§ Task goal: Read the data and repeat it in full, exactly.

· · · · ·

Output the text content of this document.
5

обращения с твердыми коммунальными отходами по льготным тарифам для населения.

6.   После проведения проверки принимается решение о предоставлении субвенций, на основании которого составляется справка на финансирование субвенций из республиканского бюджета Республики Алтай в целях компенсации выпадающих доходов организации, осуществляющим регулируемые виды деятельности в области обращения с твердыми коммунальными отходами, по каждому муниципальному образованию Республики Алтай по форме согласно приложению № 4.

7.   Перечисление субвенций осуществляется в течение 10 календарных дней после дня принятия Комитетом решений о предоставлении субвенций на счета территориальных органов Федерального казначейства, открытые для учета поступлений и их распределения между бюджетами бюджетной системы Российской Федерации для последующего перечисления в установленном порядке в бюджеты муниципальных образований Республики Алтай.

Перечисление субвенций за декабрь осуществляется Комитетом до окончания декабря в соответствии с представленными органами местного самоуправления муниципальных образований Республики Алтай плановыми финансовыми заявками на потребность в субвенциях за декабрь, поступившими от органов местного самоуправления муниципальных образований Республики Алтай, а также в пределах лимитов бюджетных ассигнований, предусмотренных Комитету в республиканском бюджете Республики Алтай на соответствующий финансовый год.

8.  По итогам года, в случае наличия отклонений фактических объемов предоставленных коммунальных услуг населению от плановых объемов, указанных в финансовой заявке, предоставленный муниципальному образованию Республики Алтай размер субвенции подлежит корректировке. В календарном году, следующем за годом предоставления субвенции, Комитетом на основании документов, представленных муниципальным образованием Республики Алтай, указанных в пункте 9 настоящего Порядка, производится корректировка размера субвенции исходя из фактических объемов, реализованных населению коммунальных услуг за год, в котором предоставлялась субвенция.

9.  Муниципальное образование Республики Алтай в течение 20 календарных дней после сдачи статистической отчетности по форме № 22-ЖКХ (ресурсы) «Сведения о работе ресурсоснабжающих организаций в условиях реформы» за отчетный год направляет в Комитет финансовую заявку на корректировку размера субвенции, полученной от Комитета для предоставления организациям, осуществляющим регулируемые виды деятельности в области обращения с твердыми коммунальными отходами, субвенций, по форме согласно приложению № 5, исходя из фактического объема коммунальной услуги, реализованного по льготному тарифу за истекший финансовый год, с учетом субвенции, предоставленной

· · · · ·

§ Written answer:
Output the text content of this document.
5

обращения с твердыми коммунальными отходами по льготным тарифам для населения.

6.   После проведения проверки принимается решение о предоставлении субвенций, на основании которого составляется справка на финансирование субвенций из республиканского бюджета Республики Алтай в целях компенсации выпадающих доходов организации, осуществляющим регулируемые виды деятельности в области обращения с твердыми коммунальными отходами, по каждому муниципальному образованию Республики Алтай по форме согласно приложению № 4.

7.   Перечисление субвенций осуществляется в течение 10 календарных дней после дня принятия Комитетом решений о предоставлении субвенций на счета территориальных органов Федерального казначейства, открытые для учета поступлений и их распределения между бюджетами бюджетной системы Российской Федерации для последующего перечисления в установленном порядке в бюджеты муниципальных образований Республики Алтай.

Перечисление субвенций за декабрь осуществляется Комитетом до окончания декабря в соответствии с представленными органами местного самоуправления муниципальных образований Республики Алтай плановыми финансовыми заявками на потребность в субвенциях за декабрь, поступившими от органов местного самоуправления муниципальных образований Республики Алтай, а также в пределах лимитов бюджетных ассигнований, предусмотренных Комитету в республиканском бюджете Республики Алтай на соответствующий финансовый год.

8.  По итогам года, в случае наличия отклонений фактических объемов предоставленных коммунальных услуг населению от плановых объемов, указанных в финансовой заявке, предоставленный муниципальному образованию Республики Алтай размер субвенции подлежит корректировке. В календарном году, следующем за годом предоставления субвенции, Комитетом на основании документов, представленных муниципальным образованием Республики Алтай, указанных в пункте 9 настоящего Порядка, производится корректировка размера субвенции исходя из фактических объемов, реализованных населению коммунальных услуг за год, в котором предоставлялась субвенция.

9.  Муниципальное образование Республики Алтай в течение 20 календарных дней после сдачи статистической отчетности по форме № 22-ЖКХ (ресурсы) «Сведения о работе ресурсоснабжающих организаций в условиях реформы» за отчетный год направляет в Комитет финансовую заявку на корректировку размера субвенции, полученной от Комитета для предоставления организациям, осуществляющим регулируемые виды деятельности в области обращения с твердыми коммунальными отходами, субвенций, по форме согласно приложению № 5, исходя из фактического объема коммунальной услуги, реализованного по льготному тарифу за истекший финансовый год, с учетом субвенции, предоставленной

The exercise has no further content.